╭─ DATA TO PROCESS

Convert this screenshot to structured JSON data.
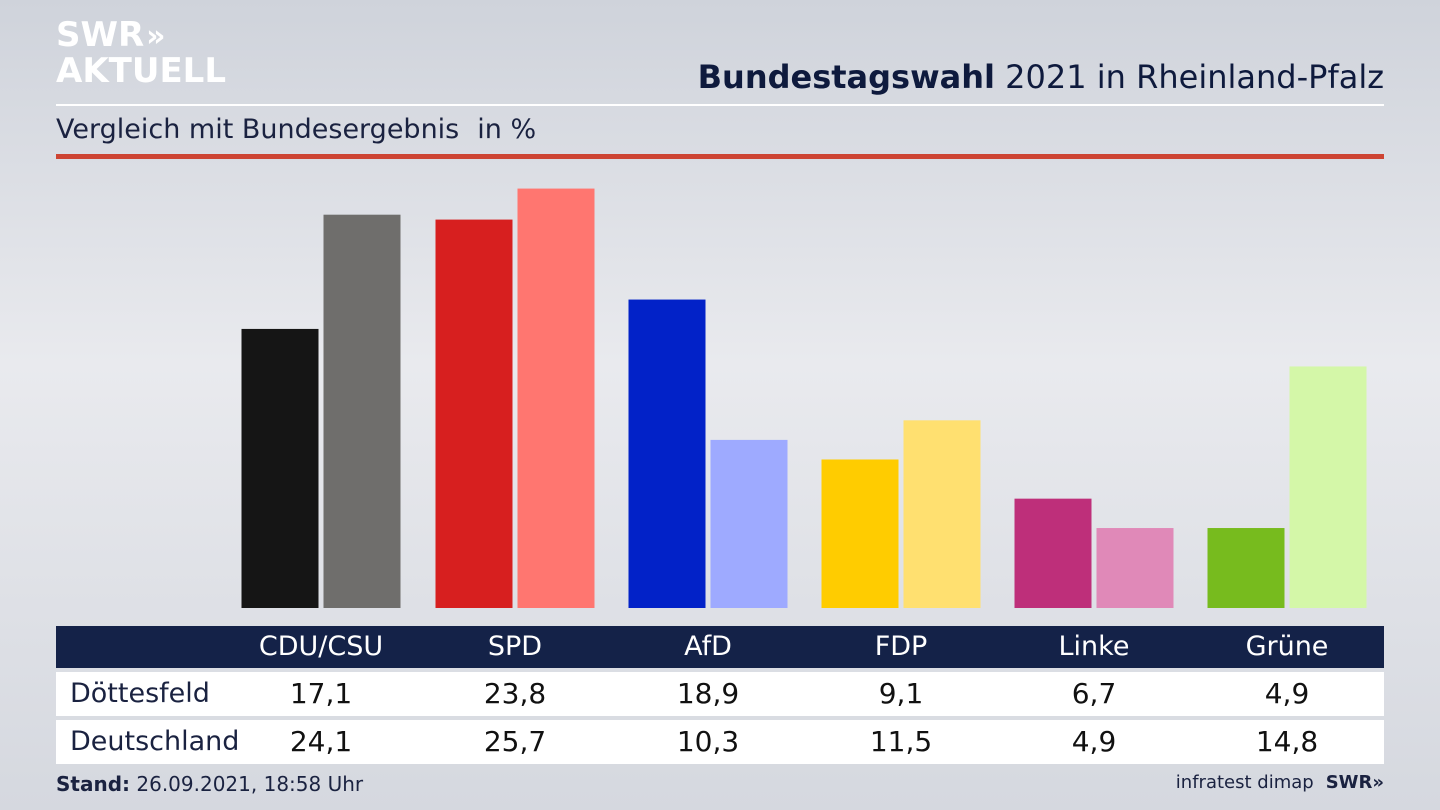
{
  "brand": {
    "line1": "SWR",
    "line1_arrows": "»",
    "line2": "AKTUELL"
  },
  "header": {
    "title_bold": "Bundestagswahl",
    "title_rest": " 2021 in Rheinland-Pfalz"
  },
  "subtitle": {
    "text": "Vergleich mit Bundesergebnis",
    "unit": "in %"
  },
  "colors": {
    "accent_red": "#cd4433",
    "table_header": "#142248",
    "CDU/CSU": [
      "#151515",
      "#6f6e6c"
    ],
    "SPD": [
      "#d71f1f",
      "#ff7670"
    ],
    "AfD": [
      "#0222c8",
      "#9eaaff"
    ],
    "FDP": [
      "#ffcc00",
      "#ffe070"
    ],
    "Linke": [
      "#be2f7a",
      "#e089b8"
    ],
    "Grüne": [
      "#77bb1e",
      "#d4f7a8"
    ]
  },
  "chart_data": {
    "type": "bar",
    "categories": [
      "CDU/CSU",
      "SPD",
      "AfD",
      "FDP",
      "Linke",
      "Grüne"
    ],
    "series": [
      {
        "name": "Döttesfeld",
        "values": [
          17.1,
          23.8,
          18.9,
          9.1,
          6.7,
          4.9
        ]
      },
      {
        "name": "Deutschland",
        "values": [
          24.1,
          25.7,
          10.3,
          11.5,
          4.9,
          14.8
        ]
      }
    ],
    "title": "Bundestagswahl 2021 in Rheinland-Pfalz",
    "subtitle": "Vergleich mit Bundesergebnis",
    "unit": "in %",
    "grid": false
  },
  "table": {
    "headers": [
      "CDU/CSU",
      "SPD",
      "AfD",
      "FDP",
      "Linke",
      "Grüne"
    ],
    "rows": [
      {
        "label": "Döttesfeld",
        "values": [
          "17,1",
          "23,8",
          "18,9",
          "9,1",
          "6,7",
          "4,9"
        ]
      },
      {
        "label": "Deutschland",
        "values": [
          "24,1",
          "25,7",
          "10,3",
          "11,5",
          "4,9",
          "14,8"
        ]
      }
    ]
  },
  "footer": {
    "stand_label": "Stand:",
    "stand_value": " 26.09.2021, 18:58 Uhr",
    "source": "infratest dimap",
    "brand": "SWR»"
  }
}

╰─

** WHAT THE TASK ASKS **
Restate the full listing verbatim and drop every picture.

** COMPLETED TASK **
Convert this screenshot to structured JSON data.
{
  "brand": {
    "line1": "SWR",
    "line1_arrows": "»",
    "line2": "AKTUELL"
  },
  "header": {
    "title_bold": "Bundestagswahl",
    "title_rest": " 2021 in Rheinland-Pfalz"
  },
  "subtitle": {
    "text": "Vergleich mit Bundesergebnis",
    "unit": "in %"
  },
  "colors": {
    "accent_red": "#cd4433",
    "table_header": "#142248",
    "CDU/CSU": [
      "#151515",
      "#6f6e6c"
    ],
    "SPD": [
      "#d71f1f",
      "#ff7670"
    ],
    "AfD": [
      "#0222c8",
      "#9eaaff"
    ],
    "FDP": [
      "#ffcc00",
      "#ffe070"
    ],
    "Linke": [
      "#be2f7a",
      "#e089b8"
    ],
    "Grüne": [
      "#77bb1e",
      "#d4f7a8"
    ]
  },
  "chart_data": {
    "type": "bar",
    "categories": [
      "CDU/CSU",
      "SPD",
      "AfD",
      "FDP",
      "Linke",
      "Grüne"
    ],
    "series": [
      {
        "name": "Döttesfeld",
        "values": [
          17.1,
          23.8,
          18.9,
          9.1,
          6.7,
          4.9
        ]
      },
      {
        "name": "Deutschland",
        "values": [
          24.1,
          25.7,
          10.3,
          11.5,
          4.9,
          14.8
        ]
      }
    ],
    "title": "Bundestagswahl 2021 in Rheinland-Pfalz",
    "subtitle": "Vergleich mit Bundesergebnis",
    "unit": "in %",
    "grid": false
  },
  "table": {
    "headers": [
      "CDU/CSU",
      "SPD",
      "AfD",
      "FDP",
      "Linke",
      "Grüne"
    ],
    "rows": [
      {
        "label": "Döttesfeld",
        "values": [
          "17,1",
          "23,8",
          "18,9",
          "9,1",
          "6,7",
          "4,9"
        ]
      },
      {
        "label": "Deutschland",
        "values": [
          "24,1",
          "25,7",
          "10,3",
          "11,5",
          "4,9",
          "14,8"
        ]
      }
    ]
  },
  "footer": {
    "stand_label": "Stand:",
    "stand_value": " 26.09.2021, 18:58 Uhr",
    "source": "infratest dimap",
    "brand": "SWR»"
  }
}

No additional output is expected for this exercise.